#### EXERCISE REQUIREMENTS
Scan the material that follows. Copy every line containing the word "leadin".

#### INFORMATION SHOWN
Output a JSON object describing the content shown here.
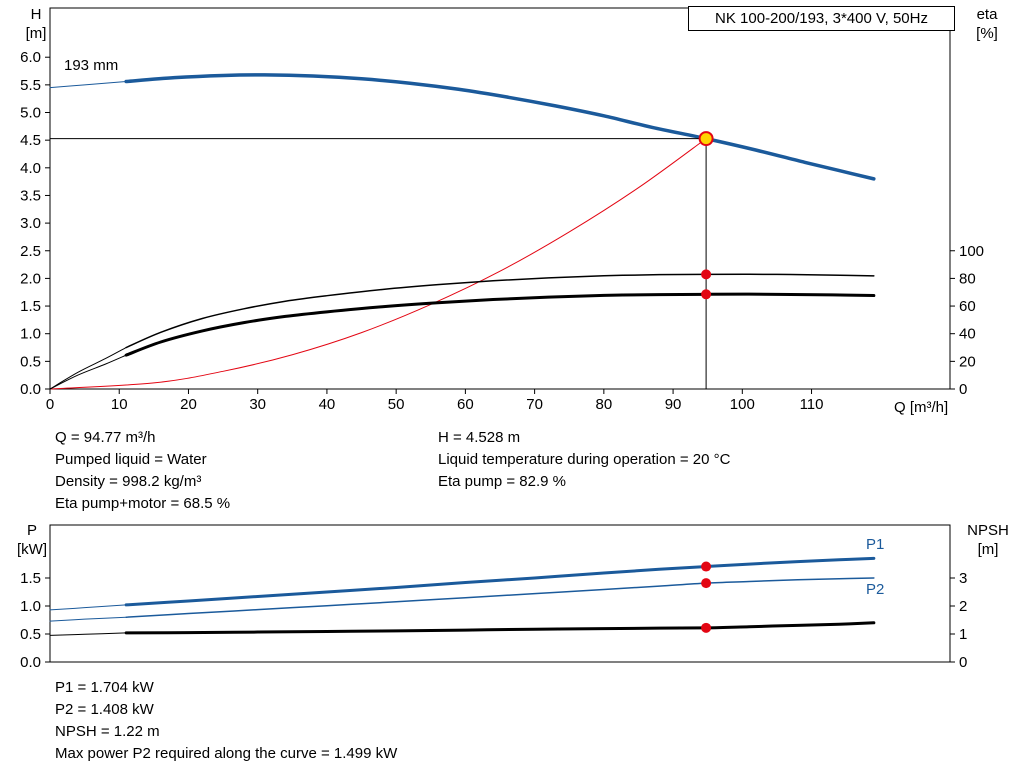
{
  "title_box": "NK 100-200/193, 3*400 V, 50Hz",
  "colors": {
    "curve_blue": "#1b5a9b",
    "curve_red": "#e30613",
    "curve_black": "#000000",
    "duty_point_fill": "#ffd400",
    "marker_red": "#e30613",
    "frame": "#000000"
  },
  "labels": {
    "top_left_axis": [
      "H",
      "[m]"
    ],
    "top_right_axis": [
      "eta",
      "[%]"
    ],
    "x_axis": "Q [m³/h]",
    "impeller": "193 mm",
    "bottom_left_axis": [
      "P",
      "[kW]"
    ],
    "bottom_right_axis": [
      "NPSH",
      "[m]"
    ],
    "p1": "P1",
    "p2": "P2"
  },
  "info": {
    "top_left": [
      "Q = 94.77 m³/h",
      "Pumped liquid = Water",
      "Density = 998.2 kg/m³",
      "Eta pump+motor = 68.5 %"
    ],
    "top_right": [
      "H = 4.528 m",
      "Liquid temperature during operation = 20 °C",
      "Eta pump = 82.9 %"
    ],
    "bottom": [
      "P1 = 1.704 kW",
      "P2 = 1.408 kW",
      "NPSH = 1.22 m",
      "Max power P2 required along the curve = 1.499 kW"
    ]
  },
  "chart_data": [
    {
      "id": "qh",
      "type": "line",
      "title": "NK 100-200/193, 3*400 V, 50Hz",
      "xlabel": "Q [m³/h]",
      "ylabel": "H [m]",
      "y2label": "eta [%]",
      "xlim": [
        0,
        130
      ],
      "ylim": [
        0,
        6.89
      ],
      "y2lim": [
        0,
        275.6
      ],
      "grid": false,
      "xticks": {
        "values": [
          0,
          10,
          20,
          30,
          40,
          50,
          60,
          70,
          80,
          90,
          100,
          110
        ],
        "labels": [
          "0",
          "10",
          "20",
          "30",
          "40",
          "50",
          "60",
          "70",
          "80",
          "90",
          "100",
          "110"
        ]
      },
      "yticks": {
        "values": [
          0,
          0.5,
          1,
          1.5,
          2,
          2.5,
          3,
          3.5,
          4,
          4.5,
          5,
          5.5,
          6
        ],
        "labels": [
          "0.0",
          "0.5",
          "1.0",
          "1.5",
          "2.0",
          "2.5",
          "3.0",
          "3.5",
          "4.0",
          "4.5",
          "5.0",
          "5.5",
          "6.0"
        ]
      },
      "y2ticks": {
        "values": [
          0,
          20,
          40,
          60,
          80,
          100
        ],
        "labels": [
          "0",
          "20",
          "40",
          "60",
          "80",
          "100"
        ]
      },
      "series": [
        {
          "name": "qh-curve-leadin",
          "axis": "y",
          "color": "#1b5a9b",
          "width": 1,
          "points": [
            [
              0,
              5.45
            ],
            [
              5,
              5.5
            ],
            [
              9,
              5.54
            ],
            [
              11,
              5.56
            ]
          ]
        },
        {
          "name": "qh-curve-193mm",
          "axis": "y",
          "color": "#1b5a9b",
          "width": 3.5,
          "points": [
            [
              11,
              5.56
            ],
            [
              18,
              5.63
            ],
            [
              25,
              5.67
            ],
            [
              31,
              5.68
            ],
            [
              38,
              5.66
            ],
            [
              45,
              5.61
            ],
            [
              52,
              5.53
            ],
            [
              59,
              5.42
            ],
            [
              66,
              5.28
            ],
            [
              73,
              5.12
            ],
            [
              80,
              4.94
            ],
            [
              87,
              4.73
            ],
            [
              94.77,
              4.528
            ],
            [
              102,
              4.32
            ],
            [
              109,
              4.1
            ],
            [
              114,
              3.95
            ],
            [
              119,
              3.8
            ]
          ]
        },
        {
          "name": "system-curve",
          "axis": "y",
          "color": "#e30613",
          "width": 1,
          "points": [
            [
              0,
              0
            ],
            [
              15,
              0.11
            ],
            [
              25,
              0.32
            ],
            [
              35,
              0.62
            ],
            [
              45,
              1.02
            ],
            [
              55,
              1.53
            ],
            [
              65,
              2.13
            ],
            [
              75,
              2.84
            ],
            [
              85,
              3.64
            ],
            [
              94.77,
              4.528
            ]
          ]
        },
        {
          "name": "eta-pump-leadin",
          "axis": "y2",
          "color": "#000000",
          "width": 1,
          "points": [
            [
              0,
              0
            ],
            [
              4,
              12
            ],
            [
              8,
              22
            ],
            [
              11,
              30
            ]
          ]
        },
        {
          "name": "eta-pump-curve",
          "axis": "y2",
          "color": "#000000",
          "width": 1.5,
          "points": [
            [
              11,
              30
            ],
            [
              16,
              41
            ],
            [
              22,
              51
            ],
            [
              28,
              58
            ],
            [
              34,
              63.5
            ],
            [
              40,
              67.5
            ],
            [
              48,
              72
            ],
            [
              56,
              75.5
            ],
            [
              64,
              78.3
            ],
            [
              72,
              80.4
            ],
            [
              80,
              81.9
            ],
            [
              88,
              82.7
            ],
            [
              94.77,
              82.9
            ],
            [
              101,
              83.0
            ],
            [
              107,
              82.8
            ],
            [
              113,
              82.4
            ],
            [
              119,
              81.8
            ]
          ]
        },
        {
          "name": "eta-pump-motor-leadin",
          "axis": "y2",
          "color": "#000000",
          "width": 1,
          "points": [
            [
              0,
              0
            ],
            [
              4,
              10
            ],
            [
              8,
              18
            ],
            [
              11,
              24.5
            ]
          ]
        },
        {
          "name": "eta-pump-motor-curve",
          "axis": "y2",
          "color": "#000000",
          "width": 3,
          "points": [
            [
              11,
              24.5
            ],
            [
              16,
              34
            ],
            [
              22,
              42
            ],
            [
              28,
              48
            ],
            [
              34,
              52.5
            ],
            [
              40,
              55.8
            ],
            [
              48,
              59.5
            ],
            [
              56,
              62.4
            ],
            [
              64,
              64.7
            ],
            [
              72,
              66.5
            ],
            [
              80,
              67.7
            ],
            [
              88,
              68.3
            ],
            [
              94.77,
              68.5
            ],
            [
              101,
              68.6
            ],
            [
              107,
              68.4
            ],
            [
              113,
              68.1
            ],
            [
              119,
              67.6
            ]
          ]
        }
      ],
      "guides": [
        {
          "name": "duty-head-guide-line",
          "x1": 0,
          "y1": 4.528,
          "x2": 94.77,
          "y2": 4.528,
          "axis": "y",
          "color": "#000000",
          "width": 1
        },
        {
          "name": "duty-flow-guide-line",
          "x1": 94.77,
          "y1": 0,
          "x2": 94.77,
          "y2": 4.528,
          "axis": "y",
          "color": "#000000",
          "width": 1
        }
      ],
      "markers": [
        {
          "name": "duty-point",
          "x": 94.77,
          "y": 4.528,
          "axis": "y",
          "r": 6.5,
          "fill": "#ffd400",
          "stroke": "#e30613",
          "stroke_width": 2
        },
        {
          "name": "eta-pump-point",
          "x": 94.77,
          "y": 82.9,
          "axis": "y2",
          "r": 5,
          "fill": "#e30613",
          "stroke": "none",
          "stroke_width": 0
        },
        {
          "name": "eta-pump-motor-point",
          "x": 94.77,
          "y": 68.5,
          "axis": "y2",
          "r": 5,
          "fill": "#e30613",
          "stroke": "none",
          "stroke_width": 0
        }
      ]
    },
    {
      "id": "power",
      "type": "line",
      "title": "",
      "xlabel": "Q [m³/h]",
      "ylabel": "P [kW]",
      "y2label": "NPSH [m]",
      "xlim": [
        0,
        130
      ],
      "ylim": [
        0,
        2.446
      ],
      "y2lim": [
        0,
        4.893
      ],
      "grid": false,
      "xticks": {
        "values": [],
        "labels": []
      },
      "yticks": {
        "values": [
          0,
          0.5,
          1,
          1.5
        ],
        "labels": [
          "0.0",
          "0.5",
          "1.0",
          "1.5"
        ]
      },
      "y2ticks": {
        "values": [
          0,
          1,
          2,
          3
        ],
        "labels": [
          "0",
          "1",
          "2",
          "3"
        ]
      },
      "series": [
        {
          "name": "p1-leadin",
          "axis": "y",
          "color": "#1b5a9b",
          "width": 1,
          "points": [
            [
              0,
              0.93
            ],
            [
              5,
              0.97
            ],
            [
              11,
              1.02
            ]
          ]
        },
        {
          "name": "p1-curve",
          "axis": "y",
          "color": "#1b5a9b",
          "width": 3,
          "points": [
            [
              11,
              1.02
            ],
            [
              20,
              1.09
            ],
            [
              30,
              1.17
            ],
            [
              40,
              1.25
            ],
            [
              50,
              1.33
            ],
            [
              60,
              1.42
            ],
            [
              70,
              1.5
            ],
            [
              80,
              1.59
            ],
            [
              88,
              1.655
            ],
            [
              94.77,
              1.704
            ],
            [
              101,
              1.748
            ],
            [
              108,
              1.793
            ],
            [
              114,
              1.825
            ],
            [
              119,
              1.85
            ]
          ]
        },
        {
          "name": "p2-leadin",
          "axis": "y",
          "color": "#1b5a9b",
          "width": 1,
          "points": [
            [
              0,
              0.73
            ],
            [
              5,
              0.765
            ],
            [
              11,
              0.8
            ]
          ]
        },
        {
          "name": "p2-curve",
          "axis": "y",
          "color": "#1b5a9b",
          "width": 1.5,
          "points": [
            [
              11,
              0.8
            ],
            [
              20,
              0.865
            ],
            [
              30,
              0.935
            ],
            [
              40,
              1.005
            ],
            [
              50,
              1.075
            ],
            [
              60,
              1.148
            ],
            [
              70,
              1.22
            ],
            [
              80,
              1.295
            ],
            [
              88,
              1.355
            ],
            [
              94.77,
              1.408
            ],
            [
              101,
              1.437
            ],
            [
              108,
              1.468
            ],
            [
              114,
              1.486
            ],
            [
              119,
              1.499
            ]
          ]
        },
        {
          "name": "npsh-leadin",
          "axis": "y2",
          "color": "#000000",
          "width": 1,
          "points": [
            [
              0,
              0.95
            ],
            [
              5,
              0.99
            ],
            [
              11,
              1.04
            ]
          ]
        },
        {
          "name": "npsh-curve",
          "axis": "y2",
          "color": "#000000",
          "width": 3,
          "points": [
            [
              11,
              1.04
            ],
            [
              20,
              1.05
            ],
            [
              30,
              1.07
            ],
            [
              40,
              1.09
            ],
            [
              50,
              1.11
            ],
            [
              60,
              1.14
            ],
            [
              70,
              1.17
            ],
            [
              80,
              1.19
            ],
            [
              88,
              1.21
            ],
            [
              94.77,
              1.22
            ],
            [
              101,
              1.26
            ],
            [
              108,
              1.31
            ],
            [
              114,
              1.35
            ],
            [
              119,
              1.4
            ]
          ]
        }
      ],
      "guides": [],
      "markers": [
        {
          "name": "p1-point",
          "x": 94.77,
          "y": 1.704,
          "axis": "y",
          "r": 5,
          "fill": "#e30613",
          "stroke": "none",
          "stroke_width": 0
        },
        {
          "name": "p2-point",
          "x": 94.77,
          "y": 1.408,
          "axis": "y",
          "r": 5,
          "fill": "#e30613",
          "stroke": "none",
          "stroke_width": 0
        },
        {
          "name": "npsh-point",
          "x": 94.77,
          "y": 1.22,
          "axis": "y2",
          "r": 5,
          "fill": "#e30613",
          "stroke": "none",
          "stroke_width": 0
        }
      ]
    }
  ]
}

#### SOLUTION FOR THIS TASK
          "name": "qh-curve-leadin",
          "name": "eta-pump-leadin",
          "name": "eta-pump-motor-leadin",
          "name": "p1-leadin",
          "name": "p2-leadin",
          "name": "npsh-leadin",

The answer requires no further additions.